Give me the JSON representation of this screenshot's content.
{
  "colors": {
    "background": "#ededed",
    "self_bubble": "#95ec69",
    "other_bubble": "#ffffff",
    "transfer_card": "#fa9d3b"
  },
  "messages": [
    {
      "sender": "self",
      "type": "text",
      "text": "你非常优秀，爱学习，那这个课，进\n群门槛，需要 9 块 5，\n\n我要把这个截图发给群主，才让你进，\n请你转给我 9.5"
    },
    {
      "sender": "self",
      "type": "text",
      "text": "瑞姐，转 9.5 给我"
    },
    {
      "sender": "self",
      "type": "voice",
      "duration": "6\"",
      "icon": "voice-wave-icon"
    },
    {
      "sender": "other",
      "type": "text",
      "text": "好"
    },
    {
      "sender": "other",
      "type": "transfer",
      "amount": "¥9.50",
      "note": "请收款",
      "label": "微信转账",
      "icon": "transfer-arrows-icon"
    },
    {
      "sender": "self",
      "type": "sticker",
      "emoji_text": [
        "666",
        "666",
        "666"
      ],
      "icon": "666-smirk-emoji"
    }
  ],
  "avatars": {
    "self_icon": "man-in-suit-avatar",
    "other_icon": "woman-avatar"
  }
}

◆ WHAT NEEDS TO BE DONE
Go through the listing and print each line exactly as it appears.

◆ SOLUTION BELOW
Give me the JSON representation of this screenshot's content.
{
  "colors": {
    "background": "#ededed",
    "self_bubble": "#95ec69",
    "other_bubble": "#ffffff",
    "transfer_card": "#fa9d3b"
  },
  "messages": [
    {
      "sender": "self",
      "type": "text",
      "text": "你非常优秀，爱学习，那这个课，进\n群门槛，需要 9 块 5，\n\n我要把这个截图发给群主，才让你进，\n请你转给我 9.5"
    },
    {
      "sender": "self",
      "type": "text",
      "text": "瑞姐，转 9.5 给我"
    },
    {
      "sender": "self",
      "type": "voice",
      "duration": "6\"",
      "icon": "voice-wave-icon"
    },
    {
      "sender": "other",
      "type": "text",
      "text": "好"
    },
    {
      "sender": "other",
      "type": "transfer",
      "amount": "¥9.50",
      "note": "请收款",
      "label": "微信转账",
      "icon": "transfer-arrows-icon"
    },
    {
      "sender": "self",
      "type": "sticker",
      "emoji_text": [
        "666",
        "666",
        "666"
      ],
      "icon": "666-smirk-emoji"
    }
  ],
  "avatars": {
    "self_icon": "man-in-suit-avatar",
    "other_icon": "woman-avatar"
  }
}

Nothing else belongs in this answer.